__Problem to solve__
Rewrite every line of the records below as a single numbered list, leaving out any blank lines.

__Extracted material__
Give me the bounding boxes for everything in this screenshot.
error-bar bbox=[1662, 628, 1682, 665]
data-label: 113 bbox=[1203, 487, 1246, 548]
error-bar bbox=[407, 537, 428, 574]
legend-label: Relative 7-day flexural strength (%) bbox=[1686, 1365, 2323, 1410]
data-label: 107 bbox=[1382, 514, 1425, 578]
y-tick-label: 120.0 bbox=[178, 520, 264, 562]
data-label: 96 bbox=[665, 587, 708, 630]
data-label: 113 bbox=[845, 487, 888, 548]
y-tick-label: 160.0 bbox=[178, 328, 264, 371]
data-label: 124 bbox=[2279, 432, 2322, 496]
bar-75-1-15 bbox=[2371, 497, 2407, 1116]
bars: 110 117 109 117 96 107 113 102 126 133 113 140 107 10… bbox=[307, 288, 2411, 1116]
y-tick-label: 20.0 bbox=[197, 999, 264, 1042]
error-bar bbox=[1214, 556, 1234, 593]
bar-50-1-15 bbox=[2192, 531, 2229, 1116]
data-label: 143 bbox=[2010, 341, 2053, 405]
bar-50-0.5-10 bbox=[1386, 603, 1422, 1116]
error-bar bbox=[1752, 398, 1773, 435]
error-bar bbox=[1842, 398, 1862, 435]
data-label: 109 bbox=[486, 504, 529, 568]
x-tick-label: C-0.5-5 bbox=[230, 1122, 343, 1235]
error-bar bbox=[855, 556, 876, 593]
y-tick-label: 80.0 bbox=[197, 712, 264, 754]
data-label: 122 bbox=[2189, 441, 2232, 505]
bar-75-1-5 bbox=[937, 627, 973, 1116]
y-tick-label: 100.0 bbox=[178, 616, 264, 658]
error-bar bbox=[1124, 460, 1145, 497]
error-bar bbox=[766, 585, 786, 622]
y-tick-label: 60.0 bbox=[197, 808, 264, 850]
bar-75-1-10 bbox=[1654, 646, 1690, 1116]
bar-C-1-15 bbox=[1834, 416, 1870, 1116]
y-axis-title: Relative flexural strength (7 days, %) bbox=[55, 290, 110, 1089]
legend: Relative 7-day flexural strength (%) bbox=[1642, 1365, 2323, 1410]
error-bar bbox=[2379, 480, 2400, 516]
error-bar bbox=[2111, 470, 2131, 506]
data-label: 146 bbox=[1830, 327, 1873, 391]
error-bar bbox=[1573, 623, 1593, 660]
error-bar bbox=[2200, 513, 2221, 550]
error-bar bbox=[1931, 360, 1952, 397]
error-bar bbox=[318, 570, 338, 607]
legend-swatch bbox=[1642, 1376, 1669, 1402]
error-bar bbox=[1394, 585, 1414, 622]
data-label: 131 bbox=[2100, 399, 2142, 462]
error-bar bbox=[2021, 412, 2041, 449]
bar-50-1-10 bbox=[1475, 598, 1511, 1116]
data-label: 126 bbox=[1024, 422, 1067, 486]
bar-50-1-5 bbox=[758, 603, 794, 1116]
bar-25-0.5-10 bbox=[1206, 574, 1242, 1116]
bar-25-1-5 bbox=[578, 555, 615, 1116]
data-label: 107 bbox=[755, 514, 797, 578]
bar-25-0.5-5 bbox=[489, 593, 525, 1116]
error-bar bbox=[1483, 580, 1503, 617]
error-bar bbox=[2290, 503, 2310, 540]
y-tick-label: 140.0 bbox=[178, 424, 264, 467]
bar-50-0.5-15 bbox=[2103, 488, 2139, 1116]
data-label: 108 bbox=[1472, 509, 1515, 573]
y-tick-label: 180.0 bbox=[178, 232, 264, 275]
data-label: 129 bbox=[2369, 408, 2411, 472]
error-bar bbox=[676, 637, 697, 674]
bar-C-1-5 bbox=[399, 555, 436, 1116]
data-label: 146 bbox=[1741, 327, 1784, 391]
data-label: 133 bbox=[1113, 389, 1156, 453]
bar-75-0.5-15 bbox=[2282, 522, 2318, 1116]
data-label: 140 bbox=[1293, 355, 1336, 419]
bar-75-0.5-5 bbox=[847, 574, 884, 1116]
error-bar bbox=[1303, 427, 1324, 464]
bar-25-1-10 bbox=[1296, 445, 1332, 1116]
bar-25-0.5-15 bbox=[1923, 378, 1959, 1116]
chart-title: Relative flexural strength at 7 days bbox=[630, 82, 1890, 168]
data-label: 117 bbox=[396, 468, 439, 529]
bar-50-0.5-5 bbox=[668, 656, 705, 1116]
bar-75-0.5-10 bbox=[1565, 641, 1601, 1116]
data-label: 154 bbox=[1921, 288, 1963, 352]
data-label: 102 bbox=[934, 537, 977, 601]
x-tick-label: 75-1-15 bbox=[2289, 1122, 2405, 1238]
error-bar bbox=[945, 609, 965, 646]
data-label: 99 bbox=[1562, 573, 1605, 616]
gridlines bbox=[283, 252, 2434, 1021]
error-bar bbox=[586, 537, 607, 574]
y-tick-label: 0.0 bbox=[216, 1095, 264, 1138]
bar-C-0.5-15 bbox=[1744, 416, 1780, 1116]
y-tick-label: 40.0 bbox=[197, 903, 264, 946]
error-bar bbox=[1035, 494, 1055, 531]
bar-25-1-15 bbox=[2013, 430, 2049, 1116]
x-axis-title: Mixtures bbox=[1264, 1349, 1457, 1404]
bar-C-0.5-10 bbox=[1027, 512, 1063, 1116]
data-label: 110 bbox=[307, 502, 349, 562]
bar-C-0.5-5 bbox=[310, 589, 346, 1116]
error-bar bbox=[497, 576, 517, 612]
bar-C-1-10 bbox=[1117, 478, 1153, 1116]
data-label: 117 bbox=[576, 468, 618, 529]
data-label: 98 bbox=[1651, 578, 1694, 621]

__Expected answer__
1. Give me the bounding boxes for everything in this screenshot.
2. error-bar bbox=[1662, 628, 1682, 665]
3. data-label: 113 bbox=[1203, 487, 1246, 548]
4. error-bar bbox=[407, 537, 428, 574]
5. legend-label: Relative 7-day flexural strength (%) bbox=[1686, 1365, 2323, 1410]
6. data-label: 107 bbox=[1382, 514, 1425, 578]
7. y-tick-label: 120.0 bbox=[178, 520, 264, 562]
8. data-label: 96 bbox=[665, 587, 708, 630]
9. data-label: 113 bbox=[845, 487, 888, 548]
10. y-tick-label: 160.0 bbox=[178, 328, 264, 371]
11. data-label: 124 bbox=[2279, 432, 2322, 496]
12. bar-75-1-15 bbox=[2371, 497, 2407, 1116]
13. bars: 110 117 109 117 96 107 113 102 126 133 113 140 107 10… bbox=[307, 288, 2411, 1116]
14. y-tick-label: 20.0 bbox=[197, 999, 264, 1042]
15. error-bar bbox=[1214, 556, 1234, 593]
16. bar-50-1-15 bbox=[2192, 531, 2229, 1116]
17. data-label: 143 bbox=[2010, 341, 2053, 405]
18. bar-50-0.5-10 bbox=[1386, 603, 1422, 1116]
19. error-bar bbox=[1752, 398, 1773, 435]
20. error-bar bbox=[1842, 398, 1862, 435]
21. data-label: 109 bbox=[486, 504, 529, 568]
22. x-tick-label: C-0.5-5 bbox=[230, 1122, 343, 1235]
23. error-bar bbox=[855, 556, 876, 593]
24. y-tick-label: 80.0 bbox=[197, 712, 264, 754]
25. data-label: 122 bbox=[2189, 441, 2232, 505]
26. bar-75-1-5 bbox=[937, 627, 973, 1116]
27. y-tick-label: 100.0 bbox=[178, 616, 264, 658]
28. error-bar bbox=[1124, 460, 1145, 497]
29. error-bar bbox=[766, 585, 786, 622]
30. y-tick-label: 60.0 bbox=[197, 808, 264, 850]
31. bar-75-1-10 bbox=[1654, 646, 1690, 1116]
32. bar-C-1-15 bbox=[1834, 416, 1870, 1116]
33. y-axis-title: Relative flexural strength (7 days, %) bbox=[55, 290, 110, 1089]
34. legend: Relative 7-day flexural strength (%) bbox=[1642, 1365, 2323, 1410]
35. error-bar bbox=[2379, 480, 2400, 516]
36. error-bar bbox=[2111, 470, 2131, 506]
37. data-label: 146 bbox=[1830, 327, 1873, 391]
38. error-bar bbox=[1573, 623, 1593, 660]
39. error-bar bbox=[2200, 513, 2221, 550]
40. error-bar bbox=[1931, 360, 1952, 397]
41. error-bar bbox=[318, 570, 338, 607]
42. legend-swatch bbox=[1642, 1376, 1669, 1402]
43. error-bar bbox=[1394, 585, 1414, 622]
44. data-label: 131 bbox=[2100, 399, 2142, 462]
45. error-bar bbox=[2021, 412, 2041, 449]
46. bar-50-1-10 bbox=[1475, 598, 1511, 1116]
47. data-label: 126 bbox=[1024, 422, 1067, 486]
48. bar-50-1-5 bbox=[758, 603, 794, 1116]
49. bar-25-0.5-10 bbox=[1206, 574, 1242, 1116]
50. bar-25-1-5 bbox=[578, 555, 615, 1116]
51. data-label: 107 bbox=[755, 514, 797, 578]
52. bar-25-0.5-5 bbox=[489, 593, 525, 1116]
53. error-bar bbox=[1483, 580, 1503, 617]
54. error-bar bbox=[2290, 503, 2310, 540]
55. y-tick-label: 140.0 bbox=[178, 424, 264, 467]
56. bar-50-0.5-15 bbox=[2103, 488, 2139, 1116]
57. data-label: 108 bbox=[1472, 509, 1515, 573]
58. y-tick-label: 180.0 bbox=[178, 232, 264, 275]
59. data-label: 129 bbox=[2369, 408, 2411, 472]
60. error-bar bbox=[676, 637, 697, 674]
61. bar-C-1-5 bbox=[399, 555, 436, 1116]
62. data-label: 146 bbox=[1741, 327, 1784, 391]
63. data-label: 133 bbox=[1113, 389, 1156, 453]
64. bar-75-0.5-15 bbox=[2282, 522, 2318, 1116]
65. data-label: 140 bbox=[1293, 355, 1336, 419]
66. bar-75-0.5-5 bbox=[847, 574, 884, 1116]
67. error-bar bbox=[1303, 427, 1324, 464]
68. bar-25-1-10 bbox=[1296, 445, 1332, 1116]
69. bar-25-0.5-15 bbox=[1923, 378, 1959, 1116]
70. chart-title: Relative flexural strength at 7 days bbox=[630, 82, 1890, 168]
71. data-label: 117 bbox=[396, 468, 439, 529]
72. bar-50-0.5-5 bbox=[668, 656, 705, 1116]
73. bar-75-0.5-10 bbox=[1565, 641, 1601, 1116]
74. data-label: 154 bbox=[1921, 288, 1963, 352]
75. data-label: 102 bbox=[934, 537, 977, 601]
76. x-tick-label: 75-1-15 bbox=[2289, 1122, 2405, 1238]
77. error-bar bbox=[945, 609, 965, 646]
78. data-label: 99 bbox=[1562, 573, 1605, 616]
79. gridlines bbox=[283, 252, 2434, 1021]
80. error-bar bbox=[586, 537, 607, 574]
81. y-tick-label: 0.0 bbox=[216, 1095, 264, 1138]
82. bar-C-0.5-15 bbox=[1744, 416, 1780, 1116]
83. y-tick-label: 40.0 bbox=[197, 903, 264, 946]
84. error-bar bbox=[1035, 494, 1055, 531]
85. bar-25-1-15 bbox=[2013, 430, 2049, 1116]
86. x-axis-title: Mixtures bbox=[1264, 1349, 1457, 1404]
87. bar-C-0.5-10 bbox=[1027, 512, 1063, 1116]
88. data-label: 110 bbox=[307, 502, 349, 562]
89. bar-C-0.5-5 bbox=[310, 589, 346, 1116]
90. error-bar bbox=[497, 576, 517, 612]
91. bar-C-1-10 bbox=[1117, 478, 1153, 1116]
92. data-label: 117 bbox=[576, 468, 618, 529]
93. data-label: 98 bbox=[1651, 578, 1694, 621]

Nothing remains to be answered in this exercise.